• **SET PROBLEM**
Lines that hold the word "What" should be located and copied.

• **LISTING**
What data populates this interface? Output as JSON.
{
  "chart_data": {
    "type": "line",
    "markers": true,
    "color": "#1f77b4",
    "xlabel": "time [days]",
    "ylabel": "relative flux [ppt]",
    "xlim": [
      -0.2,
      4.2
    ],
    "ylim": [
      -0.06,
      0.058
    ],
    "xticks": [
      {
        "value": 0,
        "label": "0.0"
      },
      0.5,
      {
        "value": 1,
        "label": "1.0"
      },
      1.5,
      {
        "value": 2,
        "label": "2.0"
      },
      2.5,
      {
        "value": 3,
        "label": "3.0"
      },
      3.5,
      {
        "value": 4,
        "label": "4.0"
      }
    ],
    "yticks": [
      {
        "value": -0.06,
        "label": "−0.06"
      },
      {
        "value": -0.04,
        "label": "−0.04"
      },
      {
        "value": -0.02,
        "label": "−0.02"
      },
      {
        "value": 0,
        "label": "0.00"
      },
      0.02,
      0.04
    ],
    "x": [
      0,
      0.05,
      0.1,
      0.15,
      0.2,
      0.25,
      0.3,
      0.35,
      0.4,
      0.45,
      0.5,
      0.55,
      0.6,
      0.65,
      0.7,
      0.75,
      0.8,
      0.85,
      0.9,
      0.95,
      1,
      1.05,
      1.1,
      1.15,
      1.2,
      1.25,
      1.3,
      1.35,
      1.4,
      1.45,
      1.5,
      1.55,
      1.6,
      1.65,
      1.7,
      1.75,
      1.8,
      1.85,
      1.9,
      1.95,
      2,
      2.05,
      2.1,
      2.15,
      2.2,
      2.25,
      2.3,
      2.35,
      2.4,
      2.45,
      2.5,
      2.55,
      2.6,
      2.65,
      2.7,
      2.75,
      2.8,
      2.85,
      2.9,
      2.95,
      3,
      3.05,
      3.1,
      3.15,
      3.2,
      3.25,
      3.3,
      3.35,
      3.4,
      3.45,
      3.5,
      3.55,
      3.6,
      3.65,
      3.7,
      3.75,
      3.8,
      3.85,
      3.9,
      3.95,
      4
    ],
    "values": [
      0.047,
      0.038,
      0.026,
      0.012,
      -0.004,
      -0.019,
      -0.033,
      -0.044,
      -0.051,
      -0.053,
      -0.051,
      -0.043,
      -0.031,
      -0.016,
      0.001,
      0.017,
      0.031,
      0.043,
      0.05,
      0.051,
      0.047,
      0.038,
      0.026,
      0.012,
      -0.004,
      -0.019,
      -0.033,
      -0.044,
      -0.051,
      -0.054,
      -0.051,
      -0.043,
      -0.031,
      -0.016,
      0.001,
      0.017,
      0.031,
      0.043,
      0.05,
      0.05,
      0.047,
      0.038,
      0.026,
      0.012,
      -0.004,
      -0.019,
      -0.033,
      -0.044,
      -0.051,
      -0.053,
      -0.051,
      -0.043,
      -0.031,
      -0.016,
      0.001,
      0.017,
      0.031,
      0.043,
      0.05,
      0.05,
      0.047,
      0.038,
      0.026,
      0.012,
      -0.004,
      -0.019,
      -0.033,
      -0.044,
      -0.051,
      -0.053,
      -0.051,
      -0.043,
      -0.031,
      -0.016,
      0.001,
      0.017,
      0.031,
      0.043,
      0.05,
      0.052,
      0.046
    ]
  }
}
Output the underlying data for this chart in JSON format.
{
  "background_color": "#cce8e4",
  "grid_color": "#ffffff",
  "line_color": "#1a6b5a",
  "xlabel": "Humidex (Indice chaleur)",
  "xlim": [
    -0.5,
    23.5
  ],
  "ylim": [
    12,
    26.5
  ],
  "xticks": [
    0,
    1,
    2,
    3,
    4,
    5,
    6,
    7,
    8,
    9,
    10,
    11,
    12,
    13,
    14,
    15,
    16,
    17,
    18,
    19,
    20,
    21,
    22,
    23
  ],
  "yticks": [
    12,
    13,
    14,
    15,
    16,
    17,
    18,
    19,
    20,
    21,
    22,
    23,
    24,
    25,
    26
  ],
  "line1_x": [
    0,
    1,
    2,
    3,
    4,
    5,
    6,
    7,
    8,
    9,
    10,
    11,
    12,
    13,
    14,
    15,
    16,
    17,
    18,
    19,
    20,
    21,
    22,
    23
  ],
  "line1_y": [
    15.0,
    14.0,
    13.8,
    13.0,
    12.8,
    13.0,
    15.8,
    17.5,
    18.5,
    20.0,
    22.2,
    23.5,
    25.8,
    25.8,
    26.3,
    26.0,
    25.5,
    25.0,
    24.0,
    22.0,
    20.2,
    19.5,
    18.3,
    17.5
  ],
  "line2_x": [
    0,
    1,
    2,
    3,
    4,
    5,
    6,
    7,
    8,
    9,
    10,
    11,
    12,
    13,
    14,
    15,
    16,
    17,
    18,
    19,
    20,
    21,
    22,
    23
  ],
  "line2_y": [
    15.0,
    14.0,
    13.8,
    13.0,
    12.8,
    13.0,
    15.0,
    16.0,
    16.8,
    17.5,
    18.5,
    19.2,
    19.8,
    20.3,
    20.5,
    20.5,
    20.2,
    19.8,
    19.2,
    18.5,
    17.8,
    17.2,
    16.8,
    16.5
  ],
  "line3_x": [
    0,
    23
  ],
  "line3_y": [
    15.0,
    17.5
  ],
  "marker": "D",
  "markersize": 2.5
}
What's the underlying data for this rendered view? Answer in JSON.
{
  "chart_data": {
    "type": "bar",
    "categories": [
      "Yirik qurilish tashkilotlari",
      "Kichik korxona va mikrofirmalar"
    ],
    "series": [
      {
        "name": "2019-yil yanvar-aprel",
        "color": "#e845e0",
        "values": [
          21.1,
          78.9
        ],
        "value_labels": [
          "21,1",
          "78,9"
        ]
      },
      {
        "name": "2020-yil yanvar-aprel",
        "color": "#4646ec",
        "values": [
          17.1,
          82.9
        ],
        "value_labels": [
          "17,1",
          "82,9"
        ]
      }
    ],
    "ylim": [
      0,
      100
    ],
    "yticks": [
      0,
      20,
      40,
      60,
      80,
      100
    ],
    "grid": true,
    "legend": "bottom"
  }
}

• **WORKED ANSWER**
What data populates this interface? Output as JSON.
What's the underlying data for this rendered view? Answer in JSON.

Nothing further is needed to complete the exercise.